- **WHAT NEEDS TO BE DONE**
Locate every row below that contains the string "icon", and copy each of those rows in full.

--- START MATERIAL TO PROCESS ---

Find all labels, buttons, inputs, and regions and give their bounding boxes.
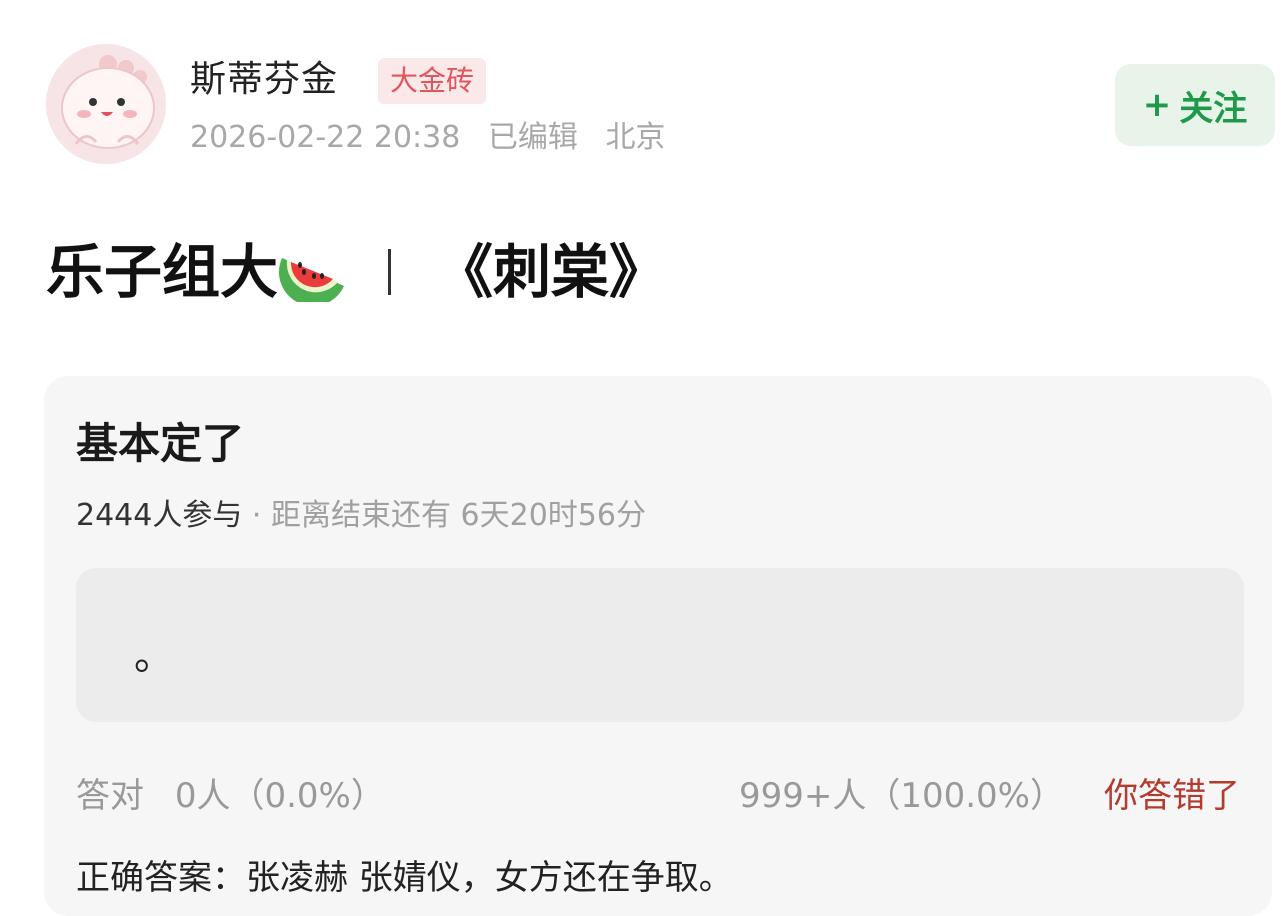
participant-count: 2444人参与	[76, 498, 243, 533]
correct-count: 0人（0.0%）	[174, 776, 385, 816]
post-meta: 2026-02-22 20:38 已编辑 北京	[190, 118, 683, 158]
follow-label: 关注	[1179, 88, 1248, 129]
quiz-deadline: 距离结束还有 6天20时56分	[271, 498, 646, 533]
user-level-badge: 大金砖	[378, 58, 487, 104]
edited-label: 已编辑	[487, 120, 578, 155]
wrong-count: 999+人（100.0%）	[738, 776, 1064, 816]
post-timestamp: 2026-02-22 20:38	[190, 120, 461, 155]
post-title-left: 乐子组大	[46, 238, 279, 306]
quiz-stats: 2444人参与 · 距离结束还有 6天20时56分	[76, 496, 646, 536]
quiz-option[interactable]	[76, 568, 1244, 722]
wrong-result: 999+人（100.0%） 你答错了	[739, 774, 1240, 818]
avatar[interactable]	[46, 44, 166, 164]
quiz-title: 基本定了	[76, 419, 245, 468]
watermelon-icon	[278, 242, 348, 307]
post-title: 乐子组大 《刺棠》	[46, 232, 667, 312]
quiz-option-label: 。	[134, 633, 174, 679]
wrong-answer-label: 你答错了	[1104, 776, 1240, 816]
title-divider	[388, 249, 392, 295]
quiz-card: 基本定了 2444人参与 · 距离结束还有 6天20时56分 。 答对 0人（0…	[44, 376, 1272, 916]
follow-button[interactable]: + 关注	[1115, 64, 1275, 146]
correct-answer: 正确答案：张凌赫 张婧仪，女方还在争取。	[76, 858, 733, 898]
correct-label: 答对	[76, 776, 144, 816]
plus-icon: +	[1142, 85, 1172, 125]
post-title-right: 《刺棠》	[435, 238, 668, 306]
post-location: 北京	[605, 120, 666, 155]
correct-result: 答对 0人（0.0%）	[76, 774, 385, 818]
stats-separator: ·	[251, 498, 262, 533]
cartoon-avatar-icon	[46, 44, 166, 164]
author-name[interactable]: 斯蒂芬金	[190, 58, 338, 102]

--- END MATERIAL TO PROCESS ---

- **FULL SOLUTION**
watermelon-icon	[278, 242, 348, 307]
plus-icon: +	[1142, 85, 1172, 125]
cartoon-avatar-icon	[46, 44, 166, 164]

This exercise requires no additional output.